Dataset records
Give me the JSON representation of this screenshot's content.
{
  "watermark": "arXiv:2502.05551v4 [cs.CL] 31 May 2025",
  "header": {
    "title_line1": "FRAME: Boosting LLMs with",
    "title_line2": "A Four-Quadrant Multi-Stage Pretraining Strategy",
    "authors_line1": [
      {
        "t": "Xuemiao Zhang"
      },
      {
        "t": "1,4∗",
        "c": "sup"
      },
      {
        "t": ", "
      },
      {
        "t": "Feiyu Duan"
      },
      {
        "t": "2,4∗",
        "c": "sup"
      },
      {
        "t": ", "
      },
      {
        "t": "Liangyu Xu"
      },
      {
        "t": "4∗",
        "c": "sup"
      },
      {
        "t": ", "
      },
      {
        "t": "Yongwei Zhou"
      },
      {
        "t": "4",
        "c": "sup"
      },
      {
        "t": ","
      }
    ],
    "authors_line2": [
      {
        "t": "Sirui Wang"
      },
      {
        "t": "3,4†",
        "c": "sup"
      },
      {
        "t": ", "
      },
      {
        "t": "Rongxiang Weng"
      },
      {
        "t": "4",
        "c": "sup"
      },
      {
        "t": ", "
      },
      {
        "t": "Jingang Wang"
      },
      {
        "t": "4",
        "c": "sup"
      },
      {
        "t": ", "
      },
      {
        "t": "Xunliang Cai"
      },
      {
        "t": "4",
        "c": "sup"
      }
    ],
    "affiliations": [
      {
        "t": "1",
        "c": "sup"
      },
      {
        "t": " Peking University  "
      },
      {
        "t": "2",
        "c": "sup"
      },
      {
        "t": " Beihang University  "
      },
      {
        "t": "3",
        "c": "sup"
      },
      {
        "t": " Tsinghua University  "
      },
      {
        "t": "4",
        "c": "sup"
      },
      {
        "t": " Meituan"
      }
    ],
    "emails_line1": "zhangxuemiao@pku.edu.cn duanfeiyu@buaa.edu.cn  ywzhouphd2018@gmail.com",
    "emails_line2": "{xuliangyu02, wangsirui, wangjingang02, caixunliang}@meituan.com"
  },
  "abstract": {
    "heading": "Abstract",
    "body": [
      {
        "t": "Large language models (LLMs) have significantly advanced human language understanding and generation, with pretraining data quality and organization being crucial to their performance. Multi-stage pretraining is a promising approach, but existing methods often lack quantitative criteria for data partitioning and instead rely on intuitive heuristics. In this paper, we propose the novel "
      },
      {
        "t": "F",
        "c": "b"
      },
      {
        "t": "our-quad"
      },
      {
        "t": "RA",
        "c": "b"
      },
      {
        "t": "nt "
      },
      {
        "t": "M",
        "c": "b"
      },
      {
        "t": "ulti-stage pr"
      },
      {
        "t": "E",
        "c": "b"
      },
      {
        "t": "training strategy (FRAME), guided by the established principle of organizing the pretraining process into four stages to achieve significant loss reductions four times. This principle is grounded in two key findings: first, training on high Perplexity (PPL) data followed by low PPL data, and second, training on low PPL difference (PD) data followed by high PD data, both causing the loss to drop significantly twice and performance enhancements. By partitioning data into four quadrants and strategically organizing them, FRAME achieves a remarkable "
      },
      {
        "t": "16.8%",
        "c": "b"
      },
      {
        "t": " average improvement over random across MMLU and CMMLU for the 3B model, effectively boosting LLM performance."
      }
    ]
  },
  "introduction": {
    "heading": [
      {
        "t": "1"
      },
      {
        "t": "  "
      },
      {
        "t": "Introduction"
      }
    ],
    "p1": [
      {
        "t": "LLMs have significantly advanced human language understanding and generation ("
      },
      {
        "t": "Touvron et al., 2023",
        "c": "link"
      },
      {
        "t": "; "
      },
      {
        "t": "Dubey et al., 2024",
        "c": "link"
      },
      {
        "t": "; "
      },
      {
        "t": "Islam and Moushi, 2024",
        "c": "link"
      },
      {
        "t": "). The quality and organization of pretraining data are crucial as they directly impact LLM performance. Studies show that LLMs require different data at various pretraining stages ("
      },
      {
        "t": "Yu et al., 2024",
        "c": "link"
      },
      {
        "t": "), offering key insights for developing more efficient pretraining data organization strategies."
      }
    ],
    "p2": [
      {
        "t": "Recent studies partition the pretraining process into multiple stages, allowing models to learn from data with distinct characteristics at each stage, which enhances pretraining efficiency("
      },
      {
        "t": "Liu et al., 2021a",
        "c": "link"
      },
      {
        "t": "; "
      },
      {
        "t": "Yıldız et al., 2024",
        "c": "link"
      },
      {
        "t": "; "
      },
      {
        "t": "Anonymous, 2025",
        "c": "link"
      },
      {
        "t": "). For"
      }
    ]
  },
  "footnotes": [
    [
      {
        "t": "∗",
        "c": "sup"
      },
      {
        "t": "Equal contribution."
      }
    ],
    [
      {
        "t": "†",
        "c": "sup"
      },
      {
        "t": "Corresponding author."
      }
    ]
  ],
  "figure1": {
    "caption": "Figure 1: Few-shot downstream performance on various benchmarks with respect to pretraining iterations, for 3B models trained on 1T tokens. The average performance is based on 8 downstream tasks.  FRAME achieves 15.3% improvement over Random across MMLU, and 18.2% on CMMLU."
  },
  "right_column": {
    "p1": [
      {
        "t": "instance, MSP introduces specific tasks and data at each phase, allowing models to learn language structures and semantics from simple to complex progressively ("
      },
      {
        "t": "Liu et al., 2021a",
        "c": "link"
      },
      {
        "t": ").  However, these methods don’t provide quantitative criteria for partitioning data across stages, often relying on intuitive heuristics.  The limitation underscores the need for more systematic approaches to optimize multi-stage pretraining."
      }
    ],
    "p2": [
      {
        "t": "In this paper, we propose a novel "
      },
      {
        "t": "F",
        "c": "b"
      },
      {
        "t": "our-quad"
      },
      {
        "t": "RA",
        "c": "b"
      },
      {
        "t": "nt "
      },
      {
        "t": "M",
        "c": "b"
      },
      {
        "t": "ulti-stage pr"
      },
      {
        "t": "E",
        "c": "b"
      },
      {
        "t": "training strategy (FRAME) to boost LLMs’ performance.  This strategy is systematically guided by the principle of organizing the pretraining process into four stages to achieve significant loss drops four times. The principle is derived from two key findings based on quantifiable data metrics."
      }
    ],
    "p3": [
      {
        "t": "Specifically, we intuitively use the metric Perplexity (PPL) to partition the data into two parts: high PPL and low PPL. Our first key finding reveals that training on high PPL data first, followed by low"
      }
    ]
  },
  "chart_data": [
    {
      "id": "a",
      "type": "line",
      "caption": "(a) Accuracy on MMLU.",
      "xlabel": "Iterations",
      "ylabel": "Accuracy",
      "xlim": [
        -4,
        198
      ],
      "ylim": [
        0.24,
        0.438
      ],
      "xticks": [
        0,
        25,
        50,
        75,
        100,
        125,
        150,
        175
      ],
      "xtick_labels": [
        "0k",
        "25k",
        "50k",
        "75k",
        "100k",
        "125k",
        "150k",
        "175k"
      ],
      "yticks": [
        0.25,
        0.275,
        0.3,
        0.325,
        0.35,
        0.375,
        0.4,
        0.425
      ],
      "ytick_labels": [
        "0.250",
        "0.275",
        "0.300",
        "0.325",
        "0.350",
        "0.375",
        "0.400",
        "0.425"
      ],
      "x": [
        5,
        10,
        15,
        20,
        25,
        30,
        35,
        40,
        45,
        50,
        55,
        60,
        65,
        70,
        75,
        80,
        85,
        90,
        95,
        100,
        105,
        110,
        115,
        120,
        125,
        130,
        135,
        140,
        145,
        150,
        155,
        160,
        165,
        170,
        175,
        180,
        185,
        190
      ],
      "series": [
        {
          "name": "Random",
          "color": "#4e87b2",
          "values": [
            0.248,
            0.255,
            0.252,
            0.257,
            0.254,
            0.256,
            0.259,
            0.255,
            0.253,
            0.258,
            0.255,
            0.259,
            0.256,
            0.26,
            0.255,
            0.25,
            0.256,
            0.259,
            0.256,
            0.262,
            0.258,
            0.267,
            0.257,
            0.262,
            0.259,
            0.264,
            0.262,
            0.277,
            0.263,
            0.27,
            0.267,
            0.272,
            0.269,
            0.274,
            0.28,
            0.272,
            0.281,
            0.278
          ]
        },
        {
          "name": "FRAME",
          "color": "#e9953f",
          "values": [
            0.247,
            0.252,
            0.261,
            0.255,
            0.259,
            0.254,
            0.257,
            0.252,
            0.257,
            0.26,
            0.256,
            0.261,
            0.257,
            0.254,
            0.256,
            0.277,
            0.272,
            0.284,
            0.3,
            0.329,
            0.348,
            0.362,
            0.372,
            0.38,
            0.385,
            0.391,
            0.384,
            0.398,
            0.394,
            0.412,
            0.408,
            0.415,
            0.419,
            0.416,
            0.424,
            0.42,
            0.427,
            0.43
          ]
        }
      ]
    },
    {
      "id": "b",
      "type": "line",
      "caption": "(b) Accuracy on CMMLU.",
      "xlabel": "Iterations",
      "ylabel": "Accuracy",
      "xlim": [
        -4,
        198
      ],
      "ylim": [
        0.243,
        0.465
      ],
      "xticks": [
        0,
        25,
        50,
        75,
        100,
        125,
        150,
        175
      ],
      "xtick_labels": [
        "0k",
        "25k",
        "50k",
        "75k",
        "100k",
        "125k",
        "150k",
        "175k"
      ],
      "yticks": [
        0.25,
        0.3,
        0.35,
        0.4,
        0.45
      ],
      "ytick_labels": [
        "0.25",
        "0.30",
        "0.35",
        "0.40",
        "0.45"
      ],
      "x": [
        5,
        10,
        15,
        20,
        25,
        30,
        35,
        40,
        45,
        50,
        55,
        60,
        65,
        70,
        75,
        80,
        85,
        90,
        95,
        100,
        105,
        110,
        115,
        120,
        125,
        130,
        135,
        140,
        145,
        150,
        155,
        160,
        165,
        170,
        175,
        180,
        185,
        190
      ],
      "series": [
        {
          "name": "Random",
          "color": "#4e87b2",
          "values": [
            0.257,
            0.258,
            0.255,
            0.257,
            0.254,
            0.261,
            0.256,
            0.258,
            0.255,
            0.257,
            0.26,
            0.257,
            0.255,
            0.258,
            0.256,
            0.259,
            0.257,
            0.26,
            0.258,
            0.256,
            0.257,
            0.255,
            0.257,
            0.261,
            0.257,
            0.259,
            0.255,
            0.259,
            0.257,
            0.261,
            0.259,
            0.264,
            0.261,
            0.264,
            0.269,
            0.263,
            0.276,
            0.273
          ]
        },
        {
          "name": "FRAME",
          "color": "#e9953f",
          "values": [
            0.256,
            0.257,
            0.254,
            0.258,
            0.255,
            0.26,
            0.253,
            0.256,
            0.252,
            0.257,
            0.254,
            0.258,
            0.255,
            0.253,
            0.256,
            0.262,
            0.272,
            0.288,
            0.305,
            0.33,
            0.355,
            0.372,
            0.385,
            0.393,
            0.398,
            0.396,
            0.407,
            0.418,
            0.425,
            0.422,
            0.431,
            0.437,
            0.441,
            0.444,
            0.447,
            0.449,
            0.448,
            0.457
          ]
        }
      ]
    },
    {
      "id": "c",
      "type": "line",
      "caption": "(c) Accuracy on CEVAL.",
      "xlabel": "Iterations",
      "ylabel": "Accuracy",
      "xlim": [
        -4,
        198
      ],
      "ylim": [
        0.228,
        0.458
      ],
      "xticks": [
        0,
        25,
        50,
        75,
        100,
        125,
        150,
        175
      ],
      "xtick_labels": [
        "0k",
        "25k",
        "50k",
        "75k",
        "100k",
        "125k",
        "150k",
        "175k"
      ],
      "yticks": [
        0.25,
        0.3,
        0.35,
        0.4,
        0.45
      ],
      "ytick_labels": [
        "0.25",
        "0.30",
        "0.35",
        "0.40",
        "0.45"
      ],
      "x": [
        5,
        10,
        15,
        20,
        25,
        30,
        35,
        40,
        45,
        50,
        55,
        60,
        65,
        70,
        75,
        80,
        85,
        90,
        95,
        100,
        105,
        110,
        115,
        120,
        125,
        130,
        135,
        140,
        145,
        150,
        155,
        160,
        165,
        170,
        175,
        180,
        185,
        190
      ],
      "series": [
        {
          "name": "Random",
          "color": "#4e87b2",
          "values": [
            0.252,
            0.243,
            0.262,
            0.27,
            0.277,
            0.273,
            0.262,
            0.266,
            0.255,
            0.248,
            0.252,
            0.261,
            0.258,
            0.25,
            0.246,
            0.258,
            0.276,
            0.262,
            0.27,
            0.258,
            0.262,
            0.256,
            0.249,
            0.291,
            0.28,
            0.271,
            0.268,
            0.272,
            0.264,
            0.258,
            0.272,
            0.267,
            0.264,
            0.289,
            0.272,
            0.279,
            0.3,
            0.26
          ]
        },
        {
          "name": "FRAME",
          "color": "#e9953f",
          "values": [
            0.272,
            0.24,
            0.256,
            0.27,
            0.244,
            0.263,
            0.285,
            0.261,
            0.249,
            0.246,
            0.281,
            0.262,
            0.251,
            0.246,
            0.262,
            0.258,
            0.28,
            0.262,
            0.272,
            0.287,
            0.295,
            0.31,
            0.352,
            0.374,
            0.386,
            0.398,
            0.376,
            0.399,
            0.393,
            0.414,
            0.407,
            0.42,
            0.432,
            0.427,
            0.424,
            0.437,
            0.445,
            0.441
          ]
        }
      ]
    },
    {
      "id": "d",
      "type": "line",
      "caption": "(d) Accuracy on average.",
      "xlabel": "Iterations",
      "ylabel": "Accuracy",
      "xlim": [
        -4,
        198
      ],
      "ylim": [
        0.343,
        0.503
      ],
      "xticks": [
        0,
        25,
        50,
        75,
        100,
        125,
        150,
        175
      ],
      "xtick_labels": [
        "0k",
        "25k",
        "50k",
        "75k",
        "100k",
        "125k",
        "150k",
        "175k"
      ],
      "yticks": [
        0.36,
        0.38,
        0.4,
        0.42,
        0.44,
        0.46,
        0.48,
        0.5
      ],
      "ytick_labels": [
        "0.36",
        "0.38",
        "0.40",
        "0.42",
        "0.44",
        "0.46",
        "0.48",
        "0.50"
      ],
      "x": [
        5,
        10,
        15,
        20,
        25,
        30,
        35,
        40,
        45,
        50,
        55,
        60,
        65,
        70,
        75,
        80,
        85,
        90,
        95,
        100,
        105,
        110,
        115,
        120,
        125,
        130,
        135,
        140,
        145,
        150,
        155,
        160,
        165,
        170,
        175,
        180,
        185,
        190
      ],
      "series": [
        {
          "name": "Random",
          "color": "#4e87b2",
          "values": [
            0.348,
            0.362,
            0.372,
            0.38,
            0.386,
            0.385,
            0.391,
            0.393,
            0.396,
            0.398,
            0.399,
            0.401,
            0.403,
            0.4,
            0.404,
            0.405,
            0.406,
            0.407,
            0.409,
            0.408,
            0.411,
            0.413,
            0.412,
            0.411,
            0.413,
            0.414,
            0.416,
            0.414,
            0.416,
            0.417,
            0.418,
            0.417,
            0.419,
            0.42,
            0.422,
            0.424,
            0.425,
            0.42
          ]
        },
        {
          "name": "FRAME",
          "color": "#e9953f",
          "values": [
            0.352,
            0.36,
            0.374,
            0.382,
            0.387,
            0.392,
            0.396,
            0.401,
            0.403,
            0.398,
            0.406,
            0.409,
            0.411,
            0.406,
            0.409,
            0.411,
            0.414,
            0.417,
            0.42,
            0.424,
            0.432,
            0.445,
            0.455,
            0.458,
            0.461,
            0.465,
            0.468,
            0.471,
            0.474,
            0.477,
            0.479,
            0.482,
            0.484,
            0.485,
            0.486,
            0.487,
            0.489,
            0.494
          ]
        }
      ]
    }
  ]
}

[REQUEST] Write out each line of the data that holds the string "advanced".

[EXERCISE ANSWER]
        "t": "Large language models (LLMs) have significantly advanced human language understanding and generation, with pretraining data quality and organization being crucial to their performance. Multi-stage pretraining is a promising approach, but existing methods often lack quantitative criteria for data partitioning and instead rely on intuitive heuristics. In this paper, we propose the novel "
        "t": "LLMs have significantly advanced human language understanding and generation ("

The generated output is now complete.